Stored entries
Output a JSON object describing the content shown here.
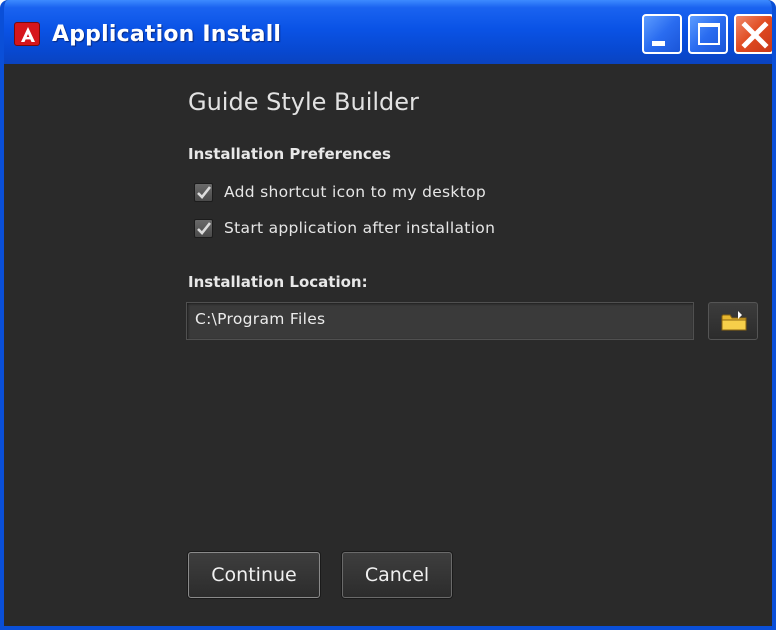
{
  "window": {
    "title": "Application Install",
    "icon": "adobe-air-icon",
    "controls": {
      "minimize_icon": "minimize-icon",
      "maximize_icon": "maximize-icon",
      "close_icon": "close-icon"
    }
  },
  "app": {
    "name": "Guide Style Builder"
  },
  "preferences": {
    "heading": "Installation Preferences",
    "options": [
      {
        "label": "Add shortcut icon to my desktop",
        "checked": true
      },
      {
        "label": "Start application after installation",
        "checked": true
      }
    ]
  },
  "location": {
    "heading": "Installation Location:",
    "value": "C:\\Program Files",
    "browse_icon": "folder-icon"
  },
  "actions": {
    "continue_label": "Continue",
    "cancel_label": "Cancel"
  },
  "colors": {
    "titlebar": "#0a53e6",
    "background": "#2a2a2a",
    "close_button": "#e04a20",
    "text": "#e6e6e6"
  }
}
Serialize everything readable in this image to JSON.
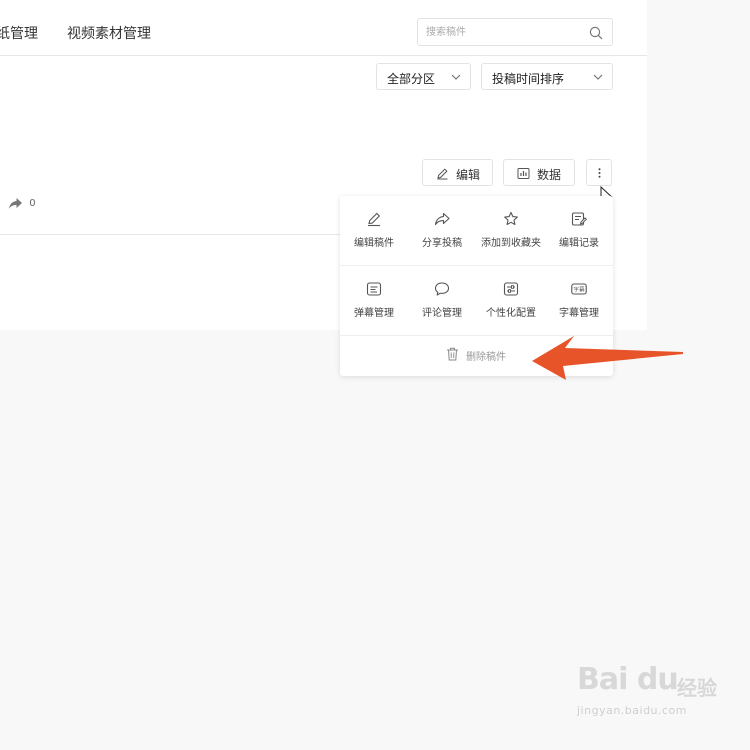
{
  "nav": {
    "tabs": [
      {
        "label": "纸管理"
      },
      {
        "label": "视频素材管理"
      }
    ],
    "search": {
      "placeholder": "搜索稿件"
    }
  },
  "filters": {
    "area_label": "全部分区",
    "sort_label": "投稿时间排序"
  },
  "actions": {
    "edit_label": "编辑",
    "data_label": "数据"
  },
  "stats": {
    "share_count": "0"
  },
  "more_menu": {
    "items": [
      {
        "label": "编辑稿件",
        "icon": "pencil-icon"
      },
      {
        "label": "分享投稿",
        "icon": "share-icon"
      },
      {
        "label": "添加到收藏夹",
        "icon": "star-icon"
      },
      {
        "label": "编辑记录",
        "icon": "edit-record-icon"
      },
      {
        "label": "弹幕管理",
        "icon": "danmaku-icon"
      },
      {
        "label": "评论管理",
        "icon": "comment-icon"
      },
      {
        "label": "个性化配置",
        "icon": "settings-sliders-icon"
      },
      {
        "label": "字幕管理",
        "icon": "subtitle-icon"
      }
    ],
    "delete_label": "删除稿件",
    "subtitle_icon_text": "字幕"
  },
  "annotation": {
    "arrow_color": "#e8542a"
  },
  "watermark": {
    "logo": "Bai du",
    "cn": "经验",
    "url": "jingyan.baidu.com"
  }
}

→ Short task: Give only a number: how many lines of the data hold the string "heading"?

→ Task output: 2